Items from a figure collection
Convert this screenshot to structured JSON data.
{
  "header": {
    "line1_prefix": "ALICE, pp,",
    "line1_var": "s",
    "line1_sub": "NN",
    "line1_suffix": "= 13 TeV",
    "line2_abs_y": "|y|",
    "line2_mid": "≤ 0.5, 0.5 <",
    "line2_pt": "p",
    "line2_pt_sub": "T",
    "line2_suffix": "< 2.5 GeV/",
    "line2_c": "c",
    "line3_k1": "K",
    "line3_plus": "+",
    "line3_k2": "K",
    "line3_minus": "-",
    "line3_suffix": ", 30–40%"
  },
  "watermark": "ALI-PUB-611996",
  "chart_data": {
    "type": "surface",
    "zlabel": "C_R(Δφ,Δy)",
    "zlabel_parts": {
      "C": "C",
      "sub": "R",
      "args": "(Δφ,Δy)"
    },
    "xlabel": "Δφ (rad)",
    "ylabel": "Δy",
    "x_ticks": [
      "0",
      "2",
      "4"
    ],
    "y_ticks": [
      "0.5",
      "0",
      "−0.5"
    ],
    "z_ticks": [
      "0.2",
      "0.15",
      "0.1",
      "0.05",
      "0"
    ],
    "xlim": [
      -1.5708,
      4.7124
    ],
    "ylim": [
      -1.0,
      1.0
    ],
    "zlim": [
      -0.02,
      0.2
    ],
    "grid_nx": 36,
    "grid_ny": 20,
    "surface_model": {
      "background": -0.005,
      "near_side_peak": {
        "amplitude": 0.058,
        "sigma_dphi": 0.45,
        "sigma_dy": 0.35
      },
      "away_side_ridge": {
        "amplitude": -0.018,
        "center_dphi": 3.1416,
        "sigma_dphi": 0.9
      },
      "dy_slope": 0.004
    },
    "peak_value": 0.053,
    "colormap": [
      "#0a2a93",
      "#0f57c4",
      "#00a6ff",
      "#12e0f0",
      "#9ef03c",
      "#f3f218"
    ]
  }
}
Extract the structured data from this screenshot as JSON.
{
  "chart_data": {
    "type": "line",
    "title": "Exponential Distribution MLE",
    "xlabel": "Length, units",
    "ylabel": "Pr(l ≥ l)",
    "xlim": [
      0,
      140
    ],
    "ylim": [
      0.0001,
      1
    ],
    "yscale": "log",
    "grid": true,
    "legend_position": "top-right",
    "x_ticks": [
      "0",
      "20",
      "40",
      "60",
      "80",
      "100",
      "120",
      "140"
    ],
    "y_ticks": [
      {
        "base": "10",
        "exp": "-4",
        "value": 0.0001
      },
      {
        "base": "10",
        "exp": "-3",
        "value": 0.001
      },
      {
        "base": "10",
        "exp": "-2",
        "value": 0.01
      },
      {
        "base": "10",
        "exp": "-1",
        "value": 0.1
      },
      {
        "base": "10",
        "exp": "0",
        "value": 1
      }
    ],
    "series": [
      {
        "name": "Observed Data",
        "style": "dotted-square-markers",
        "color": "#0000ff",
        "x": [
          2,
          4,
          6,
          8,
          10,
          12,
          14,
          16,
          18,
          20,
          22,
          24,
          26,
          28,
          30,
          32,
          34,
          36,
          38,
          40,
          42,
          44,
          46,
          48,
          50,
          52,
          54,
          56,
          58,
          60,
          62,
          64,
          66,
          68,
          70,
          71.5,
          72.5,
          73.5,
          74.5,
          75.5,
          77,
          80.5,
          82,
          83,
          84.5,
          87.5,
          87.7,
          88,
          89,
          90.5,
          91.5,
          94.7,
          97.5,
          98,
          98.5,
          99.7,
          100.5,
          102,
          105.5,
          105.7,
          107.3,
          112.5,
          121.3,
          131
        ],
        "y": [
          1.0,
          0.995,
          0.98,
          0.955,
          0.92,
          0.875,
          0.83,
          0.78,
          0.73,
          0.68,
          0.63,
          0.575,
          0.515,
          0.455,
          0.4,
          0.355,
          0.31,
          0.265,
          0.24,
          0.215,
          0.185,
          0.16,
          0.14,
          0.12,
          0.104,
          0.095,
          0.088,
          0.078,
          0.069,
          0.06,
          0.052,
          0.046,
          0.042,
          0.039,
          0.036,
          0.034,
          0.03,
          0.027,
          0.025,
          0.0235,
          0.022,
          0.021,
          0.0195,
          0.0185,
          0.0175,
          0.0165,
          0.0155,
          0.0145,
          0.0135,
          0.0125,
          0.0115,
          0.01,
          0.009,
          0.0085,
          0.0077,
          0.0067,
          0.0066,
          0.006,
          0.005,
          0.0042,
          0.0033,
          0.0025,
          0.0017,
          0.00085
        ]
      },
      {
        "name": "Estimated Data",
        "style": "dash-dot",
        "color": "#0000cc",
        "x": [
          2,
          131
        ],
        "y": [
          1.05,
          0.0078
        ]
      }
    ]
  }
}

_Exercise requirements_. Pick out each line containing "style" and report it.

_Response to this exercise_.
        "style": "dotted-square-markers",
        "style": "dash-dot",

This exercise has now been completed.